▼

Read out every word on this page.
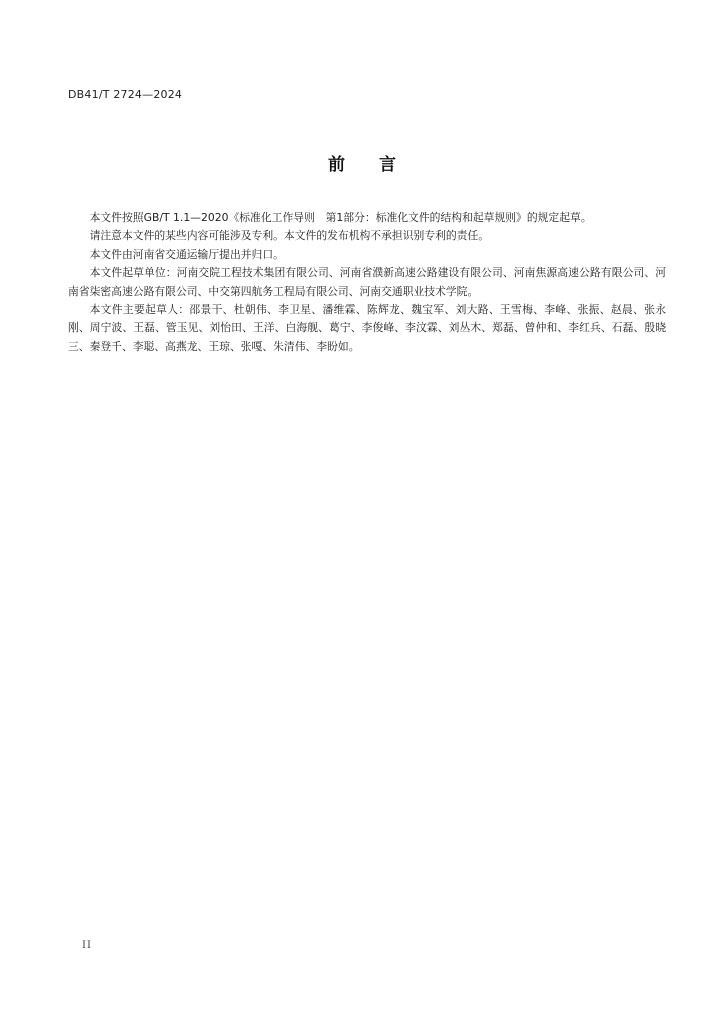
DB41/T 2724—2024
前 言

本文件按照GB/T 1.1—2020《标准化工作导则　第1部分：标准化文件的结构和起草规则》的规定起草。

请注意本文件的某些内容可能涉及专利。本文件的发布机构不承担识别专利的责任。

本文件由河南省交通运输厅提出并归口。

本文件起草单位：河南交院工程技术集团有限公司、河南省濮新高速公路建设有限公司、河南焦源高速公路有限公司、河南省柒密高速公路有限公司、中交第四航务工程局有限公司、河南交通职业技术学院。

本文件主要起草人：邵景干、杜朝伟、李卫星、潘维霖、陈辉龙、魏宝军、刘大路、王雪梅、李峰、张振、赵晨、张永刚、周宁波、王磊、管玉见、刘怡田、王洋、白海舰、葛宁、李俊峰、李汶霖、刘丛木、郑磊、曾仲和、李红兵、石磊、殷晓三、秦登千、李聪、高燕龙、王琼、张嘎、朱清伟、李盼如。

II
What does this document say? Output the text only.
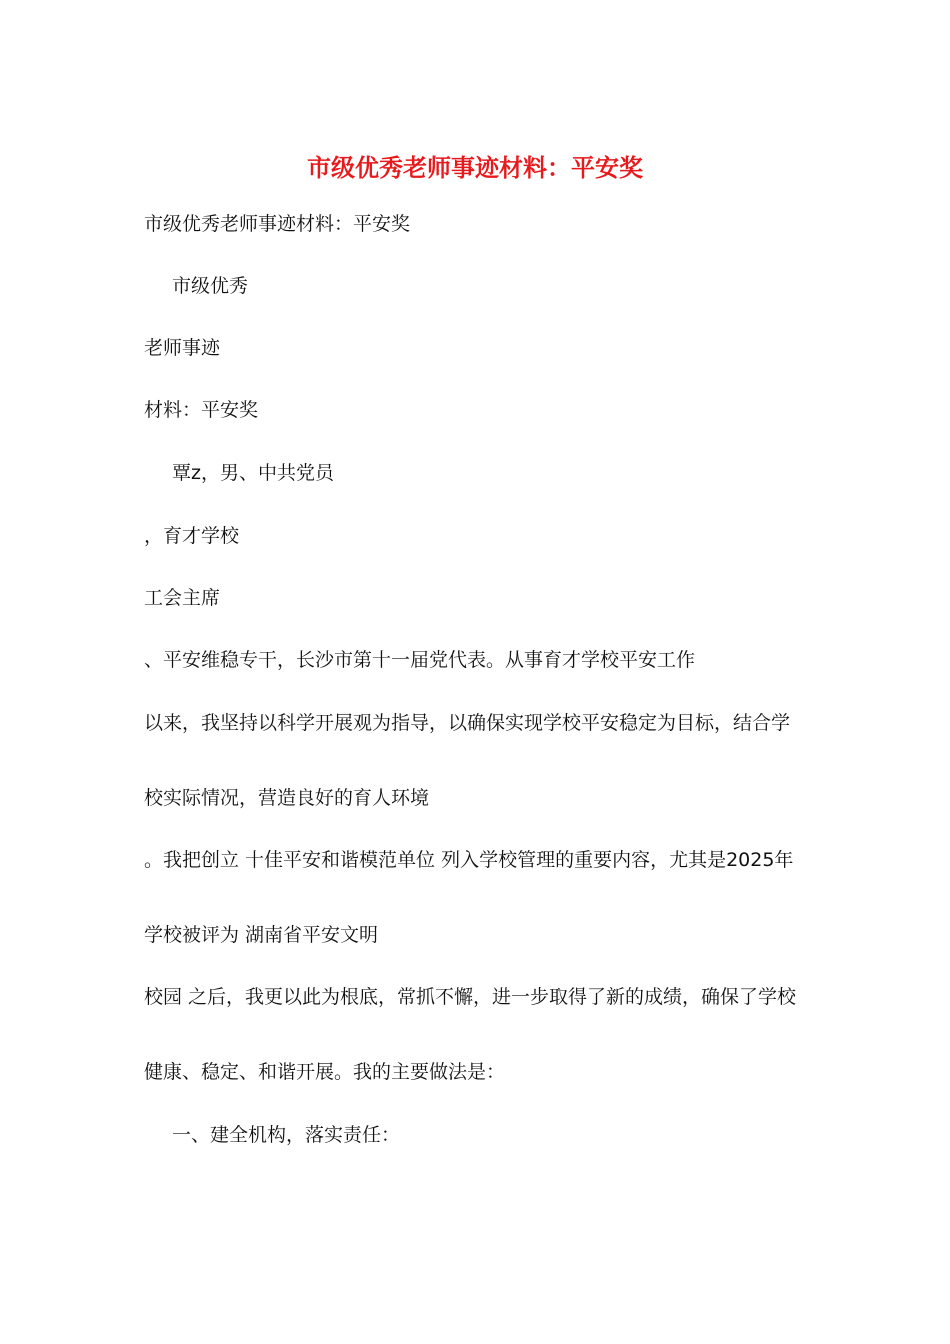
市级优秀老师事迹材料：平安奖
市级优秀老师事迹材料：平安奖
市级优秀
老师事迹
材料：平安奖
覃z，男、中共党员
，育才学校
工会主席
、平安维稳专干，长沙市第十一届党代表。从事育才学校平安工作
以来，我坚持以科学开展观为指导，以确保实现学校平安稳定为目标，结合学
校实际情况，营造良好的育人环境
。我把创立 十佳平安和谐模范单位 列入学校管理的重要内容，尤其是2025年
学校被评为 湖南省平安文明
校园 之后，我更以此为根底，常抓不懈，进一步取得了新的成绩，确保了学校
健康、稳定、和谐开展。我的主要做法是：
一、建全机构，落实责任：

▲

__Job__. Pull every line containing "this" from the material above.

__Reply__.
Read out every word on this page.
What does this document say? Output the text only.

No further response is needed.